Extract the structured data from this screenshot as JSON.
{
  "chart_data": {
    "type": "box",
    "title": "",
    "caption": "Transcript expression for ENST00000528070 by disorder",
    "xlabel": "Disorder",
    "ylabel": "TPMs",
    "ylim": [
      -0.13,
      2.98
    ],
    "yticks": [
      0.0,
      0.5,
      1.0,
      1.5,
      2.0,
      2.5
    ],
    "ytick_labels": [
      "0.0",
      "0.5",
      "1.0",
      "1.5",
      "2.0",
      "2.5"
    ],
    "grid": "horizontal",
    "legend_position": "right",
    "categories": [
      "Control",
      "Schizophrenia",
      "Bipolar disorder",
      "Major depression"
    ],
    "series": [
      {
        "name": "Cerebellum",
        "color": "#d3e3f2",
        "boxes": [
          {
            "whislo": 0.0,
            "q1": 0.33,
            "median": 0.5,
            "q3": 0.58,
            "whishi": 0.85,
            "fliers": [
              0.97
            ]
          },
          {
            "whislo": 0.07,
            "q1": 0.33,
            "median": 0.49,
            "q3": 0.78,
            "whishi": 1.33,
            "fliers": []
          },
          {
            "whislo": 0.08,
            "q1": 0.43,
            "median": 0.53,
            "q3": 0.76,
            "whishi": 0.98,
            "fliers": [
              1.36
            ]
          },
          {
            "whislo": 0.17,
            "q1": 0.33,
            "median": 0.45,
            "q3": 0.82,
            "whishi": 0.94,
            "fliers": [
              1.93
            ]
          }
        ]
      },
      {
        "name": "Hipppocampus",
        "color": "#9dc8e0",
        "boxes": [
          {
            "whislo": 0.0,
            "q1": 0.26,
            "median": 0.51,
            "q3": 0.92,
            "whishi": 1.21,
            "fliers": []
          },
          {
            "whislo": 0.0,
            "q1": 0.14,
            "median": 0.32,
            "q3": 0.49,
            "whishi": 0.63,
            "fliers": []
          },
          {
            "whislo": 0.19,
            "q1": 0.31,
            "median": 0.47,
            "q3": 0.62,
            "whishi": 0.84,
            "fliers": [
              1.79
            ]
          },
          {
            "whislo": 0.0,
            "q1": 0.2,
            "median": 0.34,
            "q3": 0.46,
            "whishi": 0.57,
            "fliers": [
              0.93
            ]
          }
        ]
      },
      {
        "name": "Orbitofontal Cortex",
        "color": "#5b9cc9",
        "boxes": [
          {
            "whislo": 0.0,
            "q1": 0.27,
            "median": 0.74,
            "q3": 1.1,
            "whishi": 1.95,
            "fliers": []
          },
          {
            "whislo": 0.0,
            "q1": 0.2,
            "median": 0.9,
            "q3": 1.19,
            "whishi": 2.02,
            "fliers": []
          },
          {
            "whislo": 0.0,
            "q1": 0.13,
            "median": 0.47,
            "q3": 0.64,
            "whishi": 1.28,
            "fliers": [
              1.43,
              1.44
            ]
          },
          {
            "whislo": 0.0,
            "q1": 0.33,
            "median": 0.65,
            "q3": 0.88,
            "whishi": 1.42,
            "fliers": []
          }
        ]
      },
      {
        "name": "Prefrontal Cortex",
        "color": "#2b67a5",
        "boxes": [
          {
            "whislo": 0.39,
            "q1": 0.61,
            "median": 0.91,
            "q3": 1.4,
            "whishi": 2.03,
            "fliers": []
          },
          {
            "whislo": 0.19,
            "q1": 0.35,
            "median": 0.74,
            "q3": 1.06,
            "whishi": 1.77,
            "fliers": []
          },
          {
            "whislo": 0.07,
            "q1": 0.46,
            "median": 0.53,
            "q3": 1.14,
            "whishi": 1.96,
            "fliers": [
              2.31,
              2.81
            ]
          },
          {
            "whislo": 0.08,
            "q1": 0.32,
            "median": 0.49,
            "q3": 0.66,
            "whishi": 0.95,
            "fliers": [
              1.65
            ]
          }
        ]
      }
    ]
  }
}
****
Each line must be given again exactly as written above.

> Written solution:
Extract the structured data from this screenshot as JSON.
{
  "chart_data": {
    "type": "box",
    "title": "",
    "caption": "Transcript expression for ENST00000528070 by disorder",
    "xlabel": "Disorder",
    "ylabel": "TPMs",
    "ylim": [
      -0.13,
      2.98
    ],
    "yticks": [
      0.0,
      0.5,
      1.0,
      1.5,
      2.0,
      2.5
    ],
    "ytick_labels": [
      "0.0",
      "0.5",
      "1.0",
      "1.5",
      "2.0",
      "2.5"
    ],
    "grid": "horizontal",
    "legend_position": "right",
    "categories": [
      "Control",
      "Schizophrenia",
      "Bipolar disorder",
      "Major depression"
    ],
    "series": [
      {
        "name": "Cerebellum",
        "color": "#d3e3f2",
        "boxes": [
          {
            "whislo": 0.0,
            "q1": 0.33,
            "median": 0.5,
            "q3": 0.58,
            "whishi": 0.85,
            "fliers": [
              0.97
            ]
          },
          {
            "whislo": 0.07,
            "q1": 0.33,
            "median": 0.49,
            "q3": 0.78,
            "whishi": 1.33,
            "fliers": []
          },
          {
            "whislo": 0.08,
            "q1": 0.43,
            "median": 0.53,
            "q3": 0.76,
            "whishi": 0.98,
            "fliers": [
              1.36
            ]
          },
          {
            "whislo": 0.17,
            "q1": 0.33,
            "median": 0.45,
            "q3": 0.82,
            "whishi": 0.94,
            "fliers": [
              1.93
            ]
          }
        ]
      },
      {
        "name": "Hipppocampus",
        "color": "#9dc8e0",
        "boxes": [
          {
            "whislo": 0.0,
            "q1": 0.26,
            "median": 0.51,
            "q3": 0.92,
            "whishi": 1.21,
            "fliers": []
          },
          {
            "whislo": 0.0,
            "q1": 0.14,
            "median": 0.32,
            "q3": 0.49,
            "whishi": 0.63,
            "fliers": []
          },
          {
            "whislo": 0.19,
            "q1": 0.31,
            "median": 0.47,
            "q3": 0.62,
            "whishi": 0.84,
            "fliers": [
              1.79
            ]
          },
          {
            "whislo": 0.0,
            "q1": 0.2,
            "median": 0.34,
            "q3": 0.46,
            "whishi": 0.57,
            "fliers": [
              0.93
            ]
          }
        ]
      },
      {
        "name": "Orbitofontal Cortex",
        "color": "#5b9cc9",
        "boxes": [
          {
            "whislo": 0.0,
            "q1": 0.27,
            "median": 0.74,
            "q3": 1.1,
            "whishi": 1.95,
            "fliers": []
          },
          {
            "whislo": 0.0,
            "q1": 0.2,
            "median": 0.9,
            "q3": 1.19,
            "whishi": 2.02,
            "fliers": []
          },
          {
            "whislo": 0.0,
            "q1": 0.13,
            "median": 0.47,
            "q3": 0.64,
            "whishi": 1.28,
            "fliers": [
              1.43,
              1.44
            ]
          },
          {
            "whislo": 0.0,
            "q1": 0.33,
            "median": 0.65,
            "q3": 0.88,
            "whishi": 1.42,
            "fliers": []
          }
        ]
      },
      {
        "name": "Prefrontal Cortex",
        "color": "#2b67a5",
        "boxes": [
          {
            "whislo": 0.39,
            "q1": 0.61,
            "median": 0.91,
            "q3": 1.4,
            "whishi": 2.03,
            "fliers": []
          },
          {
            "whislo": 0.19,
            "q1": 0.35,
            "median": 0.74,
            "q3": 1.06,
            "whishi": 1.77,
            "fliers": []
          },
          {
            "whislo": 0.07,
            "q1": 0.46,
            "median": 0.53,
            "q3": 1.14,
            "whishi": 1.96,
            "fliers": [
              2.31,
              2.81
            ]
          },
          {
            "whislo": 0.08,
            "q1": 0.32,
            "median": 0.49,
            "q3": 0.66,
            "whishi": 0.95,
            "fliers": [
              1.65
            ]
          }
        ]
      }
    ]
  }
}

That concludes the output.